▶ **EXERCISE INSTRUCTIONS**: Retype all material exactly. Pictures stay out of the copy.

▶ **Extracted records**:
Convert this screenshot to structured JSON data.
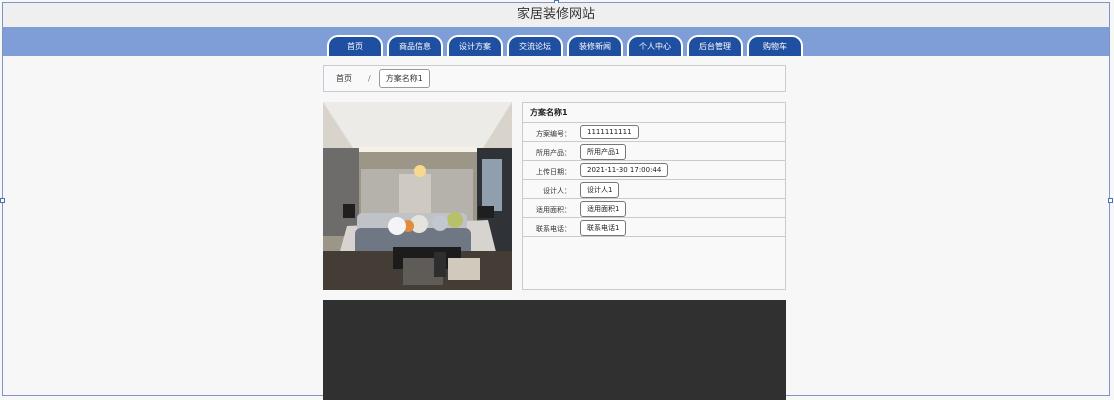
{
  "site": {
    "title": "家居装修网站"
  },
  "nav": {
    "tabs": [
      {
        "label": "首页"
      },
      {
        "label": "商品信息"
      },
      {
        "label": "设计方案"
      },
      {
        "label": "交流论坛"
      },
      {
        "label": "装修新闻"
      },
      {
        "label": "个人中心"
      },
      {
        "label": "后台管理"
      },
      {
        "label": "购物车"
      }
    ]
  },
  "breadcrumb": {
    "home": "首页",
    "separator": "/",
    "current": "方案名称1"
  },
  "detail": {
    "title": "方案名称1",
    "fields": [
      {
        "label": "方案编号：",
        "value": "1111111111"
      },
      {
        "label": "所用产品：",
        "value": "所用产品1"
      },
      {
        "label": "上传日期：",
        "value": "2021-11-30 17:00:44"
      },
      {
        "label": "设计人：",
        "value": "设计人1"
      },
      {
        "label": "适用面积：",
        "value": "适用面积1"
      },
      {
        "label": "联系电话：",
        "value": "联系电话1"
      }
    ]
  },
  "colors": {
    "nav_bar": "#7f9ed8",
    "nav_tab": "#1f4fa0",
    "dark_panel": "#303030"
  }
}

▶ **RESPONSE FOR THIS EXERCISE**:
Convert this screenshot to structured JSON data.
{
  "site": {
    "title": "家居装修网站"
  },
  "nav": {
    "tabs": [
      {
        "label": "首页"
      },
      {
        "label": "商品信息"
      },
      {
        "label": "设计方案"
      },
      {
        "label": "交流论坛"
      },
      {
        "label": "装修新闻"
      },
      {
        "label": "个人中心"
      },
      {
        "label": "后台管理"
      },
      {
        "label": "购物车"
      }
    ]
  },
  "breadcrumb": {
    "home": "首页",
    "separator": "/",
    "current": "方案名称1"
  },
  "detail": {
    "title": "方案名称1",
    "fields": [
      {
        "label": "方案编号：",
        "value": "1111111111"
      },
      {
        "label": "所用产品：",
        "value": "所用产品1"
      },
      {
        "label": "上传日期：",
        "value": "2021-11-30 17:00:44"
      },
      {
        "label": "设计人：",
        "value": "设计人1"
      },
      {
        "label": "适用面积：",
        "value": "适用面积1"
      },
      {
        "label": "联系电话：",
        "value": "联系电话1"
      }
    ]
  },
  "colors": {
    "nav_bar": "#7f9ed8",
    "nav_tab": "#1f4fa0",
    "dark_panel": "#303030"
  }
}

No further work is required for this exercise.